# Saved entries
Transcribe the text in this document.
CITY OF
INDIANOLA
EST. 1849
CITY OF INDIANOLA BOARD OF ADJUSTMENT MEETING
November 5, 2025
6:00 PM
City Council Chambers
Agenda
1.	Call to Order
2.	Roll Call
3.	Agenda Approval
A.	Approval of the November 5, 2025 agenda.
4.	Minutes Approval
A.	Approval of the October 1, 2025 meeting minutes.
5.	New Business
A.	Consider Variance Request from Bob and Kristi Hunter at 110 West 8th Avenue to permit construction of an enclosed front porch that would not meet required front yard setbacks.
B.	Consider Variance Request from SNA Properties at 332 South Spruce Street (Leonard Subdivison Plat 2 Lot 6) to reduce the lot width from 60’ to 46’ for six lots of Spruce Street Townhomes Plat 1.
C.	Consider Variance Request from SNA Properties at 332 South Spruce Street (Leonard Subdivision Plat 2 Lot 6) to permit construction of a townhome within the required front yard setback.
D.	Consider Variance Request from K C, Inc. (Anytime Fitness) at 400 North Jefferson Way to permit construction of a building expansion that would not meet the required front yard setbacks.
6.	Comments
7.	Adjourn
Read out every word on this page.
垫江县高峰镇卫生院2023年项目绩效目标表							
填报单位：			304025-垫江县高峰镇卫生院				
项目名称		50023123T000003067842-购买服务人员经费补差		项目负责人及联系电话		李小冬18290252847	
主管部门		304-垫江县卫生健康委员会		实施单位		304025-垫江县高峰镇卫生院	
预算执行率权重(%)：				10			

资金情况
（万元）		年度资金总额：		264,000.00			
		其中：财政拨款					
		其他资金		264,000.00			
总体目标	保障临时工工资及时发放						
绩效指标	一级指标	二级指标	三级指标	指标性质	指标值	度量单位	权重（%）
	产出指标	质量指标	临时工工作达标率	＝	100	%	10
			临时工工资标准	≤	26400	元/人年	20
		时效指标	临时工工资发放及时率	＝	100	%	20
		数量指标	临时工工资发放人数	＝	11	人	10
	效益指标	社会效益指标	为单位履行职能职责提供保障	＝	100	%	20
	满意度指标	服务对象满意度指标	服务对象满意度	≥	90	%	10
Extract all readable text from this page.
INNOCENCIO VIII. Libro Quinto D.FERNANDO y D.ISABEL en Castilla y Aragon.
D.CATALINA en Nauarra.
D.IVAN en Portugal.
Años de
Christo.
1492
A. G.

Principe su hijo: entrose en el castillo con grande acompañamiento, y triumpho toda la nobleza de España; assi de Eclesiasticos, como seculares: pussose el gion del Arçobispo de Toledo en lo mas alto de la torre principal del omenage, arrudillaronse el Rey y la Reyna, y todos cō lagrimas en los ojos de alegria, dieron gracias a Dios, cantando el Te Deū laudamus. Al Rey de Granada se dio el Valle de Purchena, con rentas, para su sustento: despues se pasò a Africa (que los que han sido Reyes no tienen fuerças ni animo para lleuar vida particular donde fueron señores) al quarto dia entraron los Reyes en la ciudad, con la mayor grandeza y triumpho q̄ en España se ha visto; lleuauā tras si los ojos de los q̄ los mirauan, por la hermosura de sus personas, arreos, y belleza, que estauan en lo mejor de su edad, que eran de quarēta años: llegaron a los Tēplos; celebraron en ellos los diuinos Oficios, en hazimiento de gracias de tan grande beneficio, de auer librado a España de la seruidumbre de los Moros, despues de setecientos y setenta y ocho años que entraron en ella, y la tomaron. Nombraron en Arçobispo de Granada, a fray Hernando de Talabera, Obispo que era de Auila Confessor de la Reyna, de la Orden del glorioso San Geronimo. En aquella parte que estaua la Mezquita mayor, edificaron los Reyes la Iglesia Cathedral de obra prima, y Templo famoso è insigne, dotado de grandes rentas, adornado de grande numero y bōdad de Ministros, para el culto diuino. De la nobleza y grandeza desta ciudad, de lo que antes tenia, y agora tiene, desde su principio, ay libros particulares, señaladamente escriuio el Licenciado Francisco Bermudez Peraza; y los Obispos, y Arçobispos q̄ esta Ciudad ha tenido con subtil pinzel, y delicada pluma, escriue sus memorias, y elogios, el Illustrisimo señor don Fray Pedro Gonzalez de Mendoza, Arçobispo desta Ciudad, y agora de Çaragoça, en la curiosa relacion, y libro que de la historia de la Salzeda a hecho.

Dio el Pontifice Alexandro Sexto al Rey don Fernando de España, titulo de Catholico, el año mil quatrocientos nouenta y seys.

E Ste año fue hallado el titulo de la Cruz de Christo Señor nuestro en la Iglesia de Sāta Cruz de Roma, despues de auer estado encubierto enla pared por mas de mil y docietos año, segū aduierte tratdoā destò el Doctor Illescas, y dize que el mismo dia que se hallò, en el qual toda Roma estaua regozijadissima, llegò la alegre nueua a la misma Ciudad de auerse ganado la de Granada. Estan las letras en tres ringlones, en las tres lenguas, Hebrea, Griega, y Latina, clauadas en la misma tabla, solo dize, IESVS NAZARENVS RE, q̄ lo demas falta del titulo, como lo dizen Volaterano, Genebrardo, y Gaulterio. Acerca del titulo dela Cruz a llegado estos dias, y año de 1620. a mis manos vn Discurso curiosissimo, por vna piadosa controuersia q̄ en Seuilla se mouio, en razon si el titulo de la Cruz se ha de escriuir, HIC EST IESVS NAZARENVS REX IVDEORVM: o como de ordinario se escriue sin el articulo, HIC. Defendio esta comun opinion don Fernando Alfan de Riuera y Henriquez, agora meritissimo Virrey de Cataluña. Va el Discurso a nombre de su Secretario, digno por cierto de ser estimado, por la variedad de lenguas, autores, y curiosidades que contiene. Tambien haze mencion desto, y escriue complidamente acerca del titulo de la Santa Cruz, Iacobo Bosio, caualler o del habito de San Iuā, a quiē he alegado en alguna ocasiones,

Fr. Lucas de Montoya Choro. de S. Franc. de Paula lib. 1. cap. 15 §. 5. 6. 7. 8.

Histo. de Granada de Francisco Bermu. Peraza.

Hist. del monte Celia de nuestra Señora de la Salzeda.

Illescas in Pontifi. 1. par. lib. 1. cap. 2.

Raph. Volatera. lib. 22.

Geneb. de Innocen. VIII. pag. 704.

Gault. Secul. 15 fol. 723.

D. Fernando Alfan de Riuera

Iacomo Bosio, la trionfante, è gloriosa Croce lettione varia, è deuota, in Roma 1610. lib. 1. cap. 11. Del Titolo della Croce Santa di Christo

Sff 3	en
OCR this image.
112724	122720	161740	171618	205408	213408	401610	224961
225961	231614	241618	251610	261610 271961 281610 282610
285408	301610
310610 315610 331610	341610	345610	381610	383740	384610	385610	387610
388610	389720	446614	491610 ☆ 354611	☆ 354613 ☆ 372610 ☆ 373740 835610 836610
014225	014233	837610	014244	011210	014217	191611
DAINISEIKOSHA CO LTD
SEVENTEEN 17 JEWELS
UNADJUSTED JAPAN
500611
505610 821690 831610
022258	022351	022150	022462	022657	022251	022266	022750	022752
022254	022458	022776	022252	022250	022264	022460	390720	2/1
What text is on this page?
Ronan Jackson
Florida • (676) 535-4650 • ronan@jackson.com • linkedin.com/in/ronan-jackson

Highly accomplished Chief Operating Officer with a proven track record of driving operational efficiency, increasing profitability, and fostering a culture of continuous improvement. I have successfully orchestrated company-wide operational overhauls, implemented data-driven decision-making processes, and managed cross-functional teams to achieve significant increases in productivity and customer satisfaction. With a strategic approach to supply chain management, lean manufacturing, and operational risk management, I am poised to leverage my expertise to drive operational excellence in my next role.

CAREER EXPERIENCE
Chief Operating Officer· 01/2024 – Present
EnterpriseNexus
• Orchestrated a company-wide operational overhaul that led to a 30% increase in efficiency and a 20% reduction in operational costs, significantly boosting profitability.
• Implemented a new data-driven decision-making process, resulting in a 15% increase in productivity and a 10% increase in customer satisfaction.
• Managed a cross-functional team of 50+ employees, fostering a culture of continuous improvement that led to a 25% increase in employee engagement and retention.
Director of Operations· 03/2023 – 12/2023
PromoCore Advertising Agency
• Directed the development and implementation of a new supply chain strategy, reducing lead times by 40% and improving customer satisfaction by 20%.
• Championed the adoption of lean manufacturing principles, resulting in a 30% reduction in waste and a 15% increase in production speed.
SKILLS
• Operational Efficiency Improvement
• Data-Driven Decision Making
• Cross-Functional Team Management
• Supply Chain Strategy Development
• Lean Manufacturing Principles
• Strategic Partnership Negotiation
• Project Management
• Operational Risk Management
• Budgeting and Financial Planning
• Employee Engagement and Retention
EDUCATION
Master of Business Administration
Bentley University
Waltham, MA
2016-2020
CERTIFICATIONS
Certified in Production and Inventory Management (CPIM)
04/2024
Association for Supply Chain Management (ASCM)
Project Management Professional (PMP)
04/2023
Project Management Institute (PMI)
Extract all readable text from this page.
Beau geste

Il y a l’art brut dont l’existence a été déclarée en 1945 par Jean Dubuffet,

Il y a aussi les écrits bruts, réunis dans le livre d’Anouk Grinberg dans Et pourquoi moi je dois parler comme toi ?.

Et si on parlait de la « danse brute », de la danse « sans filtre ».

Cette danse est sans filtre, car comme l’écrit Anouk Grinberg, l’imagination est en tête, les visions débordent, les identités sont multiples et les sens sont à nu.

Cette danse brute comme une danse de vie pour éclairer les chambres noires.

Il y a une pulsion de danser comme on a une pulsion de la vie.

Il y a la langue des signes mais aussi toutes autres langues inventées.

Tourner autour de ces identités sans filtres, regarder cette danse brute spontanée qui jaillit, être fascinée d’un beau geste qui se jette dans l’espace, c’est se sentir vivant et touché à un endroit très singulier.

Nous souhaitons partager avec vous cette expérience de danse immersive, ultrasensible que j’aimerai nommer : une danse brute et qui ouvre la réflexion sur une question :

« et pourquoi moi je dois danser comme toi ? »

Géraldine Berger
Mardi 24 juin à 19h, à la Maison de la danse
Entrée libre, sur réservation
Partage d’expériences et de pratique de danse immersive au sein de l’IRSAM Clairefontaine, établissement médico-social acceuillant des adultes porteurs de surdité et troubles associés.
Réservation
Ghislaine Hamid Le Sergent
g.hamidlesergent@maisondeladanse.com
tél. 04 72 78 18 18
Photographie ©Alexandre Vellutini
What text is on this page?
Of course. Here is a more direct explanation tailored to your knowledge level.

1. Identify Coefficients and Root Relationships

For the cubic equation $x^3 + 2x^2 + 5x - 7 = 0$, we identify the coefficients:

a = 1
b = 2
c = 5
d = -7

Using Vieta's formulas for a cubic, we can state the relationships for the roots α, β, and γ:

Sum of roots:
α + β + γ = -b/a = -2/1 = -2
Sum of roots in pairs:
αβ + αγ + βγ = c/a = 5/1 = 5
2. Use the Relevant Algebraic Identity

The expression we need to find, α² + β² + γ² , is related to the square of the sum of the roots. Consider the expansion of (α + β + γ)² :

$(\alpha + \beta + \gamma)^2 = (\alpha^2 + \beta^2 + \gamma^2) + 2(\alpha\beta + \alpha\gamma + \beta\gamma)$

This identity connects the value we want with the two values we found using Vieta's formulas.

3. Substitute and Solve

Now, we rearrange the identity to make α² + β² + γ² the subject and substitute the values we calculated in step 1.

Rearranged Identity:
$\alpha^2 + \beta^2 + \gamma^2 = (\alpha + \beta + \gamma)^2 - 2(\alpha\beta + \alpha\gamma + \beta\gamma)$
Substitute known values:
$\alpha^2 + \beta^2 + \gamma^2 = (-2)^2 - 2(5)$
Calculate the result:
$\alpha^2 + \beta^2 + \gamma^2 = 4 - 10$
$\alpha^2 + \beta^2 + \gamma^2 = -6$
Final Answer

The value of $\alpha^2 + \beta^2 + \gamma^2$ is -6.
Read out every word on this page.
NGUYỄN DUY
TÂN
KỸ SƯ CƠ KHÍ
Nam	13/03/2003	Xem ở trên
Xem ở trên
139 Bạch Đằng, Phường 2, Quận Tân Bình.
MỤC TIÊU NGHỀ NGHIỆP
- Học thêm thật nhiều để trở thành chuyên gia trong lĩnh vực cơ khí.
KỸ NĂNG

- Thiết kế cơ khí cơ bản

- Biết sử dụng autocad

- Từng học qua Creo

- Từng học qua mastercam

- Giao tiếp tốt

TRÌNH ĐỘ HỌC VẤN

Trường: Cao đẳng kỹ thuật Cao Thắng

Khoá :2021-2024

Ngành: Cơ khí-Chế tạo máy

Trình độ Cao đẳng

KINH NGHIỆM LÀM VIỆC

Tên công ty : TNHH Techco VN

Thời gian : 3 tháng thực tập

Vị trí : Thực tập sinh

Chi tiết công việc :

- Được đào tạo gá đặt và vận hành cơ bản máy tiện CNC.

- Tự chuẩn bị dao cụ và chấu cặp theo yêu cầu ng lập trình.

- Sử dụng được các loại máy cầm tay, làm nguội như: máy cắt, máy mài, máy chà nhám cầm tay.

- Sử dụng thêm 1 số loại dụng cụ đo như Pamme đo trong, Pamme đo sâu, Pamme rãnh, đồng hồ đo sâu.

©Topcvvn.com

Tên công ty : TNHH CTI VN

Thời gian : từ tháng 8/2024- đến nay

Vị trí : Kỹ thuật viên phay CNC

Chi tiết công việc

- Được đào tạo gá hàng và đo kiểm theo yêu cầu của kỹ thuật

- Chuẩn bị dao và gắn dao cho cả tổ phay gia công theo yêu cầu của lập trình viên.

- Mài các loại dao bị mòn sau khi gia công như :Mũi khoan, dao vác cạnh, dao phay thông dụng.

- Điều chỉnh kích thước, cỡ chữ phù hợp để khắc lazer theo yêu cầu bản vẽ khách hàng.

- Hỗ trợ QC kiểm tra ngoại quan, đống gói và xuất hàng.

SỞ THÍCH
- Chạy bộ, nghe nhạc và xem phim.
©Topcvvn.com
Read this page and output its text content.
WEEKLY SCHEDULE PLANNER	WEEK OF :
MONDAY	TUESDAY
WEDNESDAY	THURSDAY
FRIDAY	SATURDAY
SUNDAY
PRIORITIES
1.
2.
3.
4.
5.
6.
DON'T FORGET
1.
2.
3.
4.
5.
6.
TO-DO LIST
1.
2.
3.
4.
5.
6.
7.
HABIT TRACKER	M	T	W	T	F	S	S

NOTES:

# WRITTEN PROBLEM
For this exercise, gather every line of the data that contains the word "loại".

# THE OUTPUT
- Sử dụng được các loại máy cầm tay, làm nguội như: máy cắt, máy mài, máy chà nhám cầm tay.
- Sử dụng thêm 1 số loại dụng cụ đo như Pamme đo trong, Pamme đo sâu, Pamme rãnh, đồng hồ đo sâu.
- Mài các loại dao bị mòn sau khi gia công như :Mũi khoan, dao vác cạnh, dao phay thông dụng.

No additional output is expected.